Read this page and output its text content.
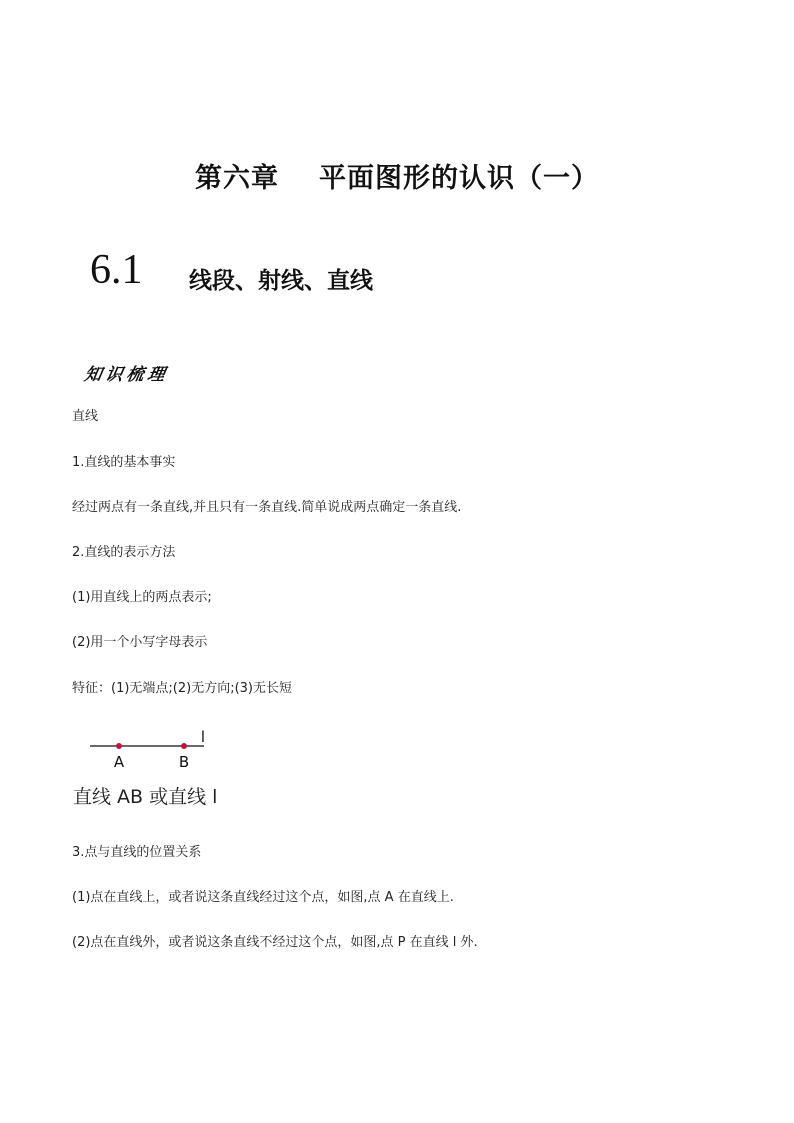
第六章 平面图形的认识（一）
6.1 线段、射线、直线
知识梳理
直线
1.直线的基本事实
经过两点有一条直线,并且只有一条直线.简单说成两点确定一条直线.
2.直线的表示方法
(1)用直线上的两点表示;
(2)用一个小写字母表示
特征：(1)无端点;(2)无方向;(3)无长短
A	B
l
直线 AB 或直线 l
3.点与直线的位置关系
(1)点在直线上，或者说这条直线经过这个点，如图,点 A 在直线上.
(2)点在直线外，或者说这条直线不经过这个点，如图,点 P 在直线 l 外.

> [WORK REQUIRED]:
Repeat the material exactly as it reads, without any of its pictures.

> [SOLUTION BELOW]:
Read this page and output its text content.
第六章 平面图形的认识（一）
6.1 线段、射线、直线
知识梳理
直线
1.直线的基本事实
经过两点有一条直线,并且只有一条直线.简单说成两点确定一条直线.
2.直线的表示方法
(1)用直线上的两点表示;
(2)用一个小写字母表示
特征：(1)无端点;(2)无方向;(3)无长短
A	B
l
直线 AB 或直线 l
3.点与直线的位置关系
(1)点在直线上，或者说这条直线经过这个点，如图,点 A 在直线上.
(2)点在直线外，或者说这条直线不经过这个点，如图,点 P 在直线 l 外.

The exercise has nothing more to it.